***** Trecho para leitura *****

Apesar de o conteúdo ser assinado por Acosta, ela não consta como ré no processo. Isso porque, de acordo com o advogado dos desembargadores, Fernando Orotavo Neto, não foi possível localizar a jornalista. “Quando vi que não ia conseguir citar a Amanda Acosta, desisti da citação dela e resolvi continuar o processo apenas contra o jornal e o editor”, afirma o advogado.
O site já perdeu dois dos processos e terá de pagar R$ 120 mil à desembargadora Inês da Trindade Chaves de Mello e R$ 150 mil ao desembargador Flávio Marcelo de Azevedo Horta Fernandes.
Tolentino afirmou ao Aos Fatos que não informaria nenhum dado pessoal dos repórteres, nem mesmo o estado de residência: “esse tipo de informação eu não vou dar para você, mesmo que soubesse. Sabe por quê? Eles são réus nessa ação do Gilmar Mendes, junto com o Helder. O Helder eles conseguiram achar, e ele foi citado. Eu não vou fornecer meios para localizarem a Amanda e o Otto. Se localizarem, ótimo”.

***** Listagem armazenada *****

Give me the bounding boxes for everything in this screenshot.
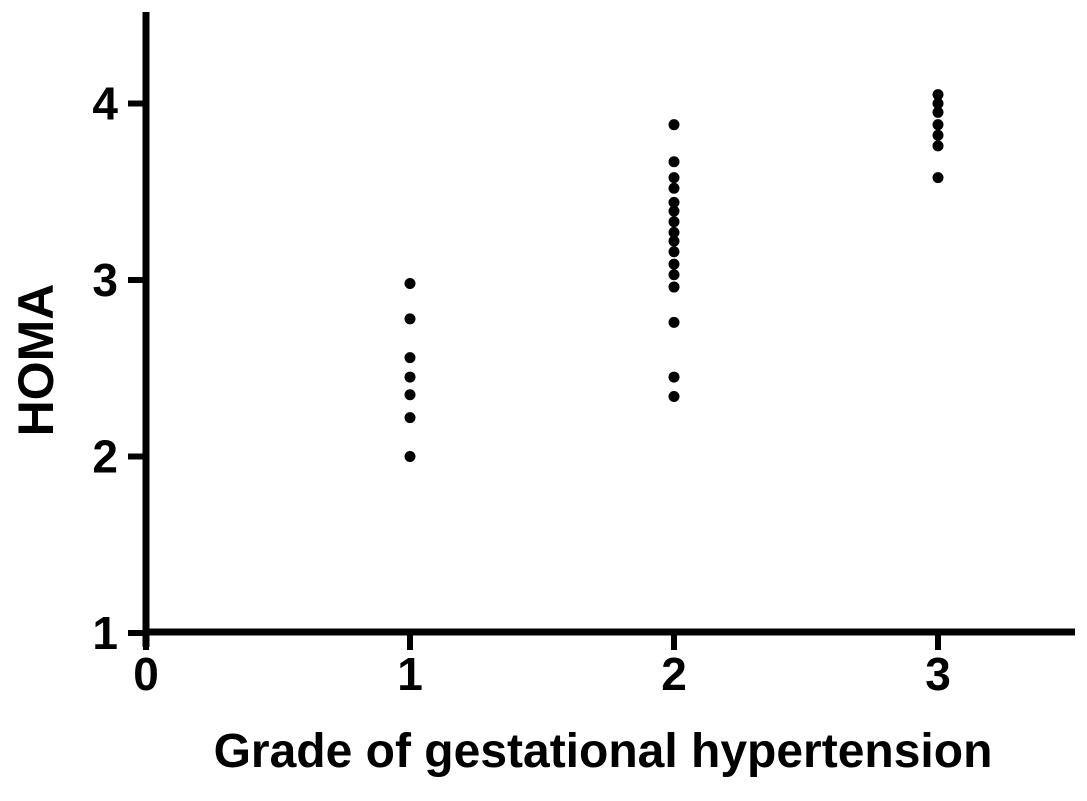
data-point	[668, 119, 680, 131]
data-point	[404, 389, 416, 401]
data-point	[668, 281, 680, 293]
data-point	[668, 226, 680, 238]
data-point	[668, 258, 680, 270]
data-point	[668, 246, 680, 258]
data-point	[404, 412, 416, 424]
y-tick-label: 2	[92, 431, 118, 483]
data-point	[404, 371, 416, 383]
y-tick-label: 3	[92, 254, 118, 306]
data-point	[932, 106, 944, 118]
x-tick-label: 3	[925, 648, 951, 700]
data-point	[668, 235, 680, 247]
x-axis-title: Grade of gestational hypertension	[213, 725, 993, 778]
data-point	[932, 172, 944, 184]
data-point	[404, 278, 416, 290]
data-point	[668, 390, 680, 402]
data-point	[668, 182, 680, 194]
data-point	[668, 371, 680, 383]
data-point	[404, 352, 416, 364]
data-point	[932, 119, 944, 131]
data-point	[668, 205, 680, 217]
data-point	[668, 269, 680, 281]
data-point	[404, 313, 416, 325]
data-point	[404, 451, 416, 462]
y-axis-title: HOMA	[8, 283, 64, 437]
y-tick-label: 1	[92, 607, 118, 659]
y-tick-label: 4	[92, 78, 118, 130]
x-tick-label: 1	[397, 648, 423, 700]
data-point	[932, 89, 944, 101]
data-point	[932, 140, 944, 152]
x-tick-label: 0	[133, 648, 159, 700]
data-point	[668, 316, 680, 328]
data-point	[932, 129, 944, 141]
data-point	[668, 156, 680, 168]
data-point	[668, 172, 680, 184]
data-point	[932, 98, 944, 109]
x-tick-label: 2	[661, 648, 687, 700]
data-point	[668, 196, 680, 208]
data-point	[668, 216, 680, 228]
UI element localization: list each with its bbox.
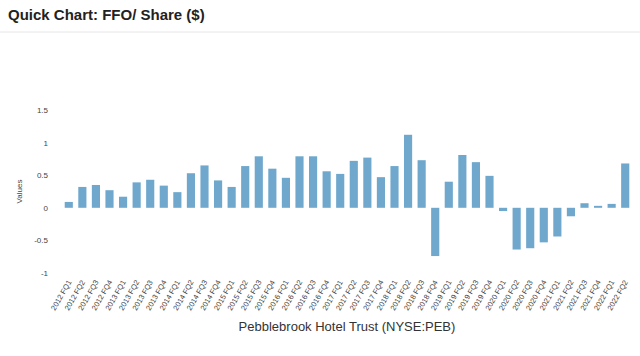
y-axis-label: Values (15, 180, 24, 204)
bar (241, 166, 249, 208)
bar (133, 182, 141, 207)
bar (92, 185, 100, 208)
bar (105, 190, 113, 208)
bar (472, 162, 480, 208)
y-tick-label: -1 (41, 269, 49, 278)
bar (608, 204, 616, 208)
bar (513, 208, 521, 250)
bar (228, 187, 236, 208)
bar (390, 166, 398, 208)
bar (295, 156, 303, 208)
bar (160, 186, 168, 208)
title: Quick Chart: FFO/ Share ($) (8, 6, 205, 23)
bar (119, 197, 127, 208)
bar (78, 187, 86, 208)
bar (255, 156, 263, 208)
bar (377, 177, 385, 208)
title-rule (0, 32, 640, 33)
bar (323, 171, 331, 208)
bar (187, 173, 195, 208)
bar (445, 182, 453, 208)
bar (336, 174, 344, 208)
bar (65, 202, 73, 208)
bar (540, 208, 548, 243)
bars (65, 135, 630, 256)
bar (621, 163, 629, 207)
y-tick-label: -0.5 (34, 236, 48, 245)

*****

**Objetivo proposto 1**: Liste todas as pessoas que o trecho menciona pelo nome, sem repetir quem aparece mais de uma vez.
**Objetivo proposto 2**:
Responda com base no trecho:
(a) Quanto o site terá de pagar à desembargadora Inês da Trindade Chaves de Mello?
(b) Quem é o advogado dos desembargadores?
(c) Contra quem o advogado decidiu continuar o processo?
**Objetivo proposto 3**:
Diga se cada afirmação concorda com o trecho e cite as palavras dele que decidem a questão.
(a) Amanda Acosta consta como ré no processo movido pelos desembargadores.
(b) O site já perdeu dois dos processos.
(c) Tolentino aceitou informar o estado de residência dos repórteres.
A listagem não tem nenhum papel nesta atividade.

**Resposta correta 1**:
Amanda Acosta
Fernando Orotavo Neto
Inês da Trindade Chaves de Mello
Flávio Marcelo de Azevedo Horta Fernandes
Tolentino
Gilmar Mendes
Helder
Otto

**Resposta correta 2**:
(a) R$ 120 mil.
(b) Fernando Orotavo Neto.
(c) Apenas contra o jornal e o editor.

**Resposta correta 3**:
(a) Não: "ela não consta como ré no processo".
(b) Sim: "O site já perdeu dois dos processos".
(c) Não: "não informaria nenhum dado pessoal dos repórteres, nem mesmo o estado de residência".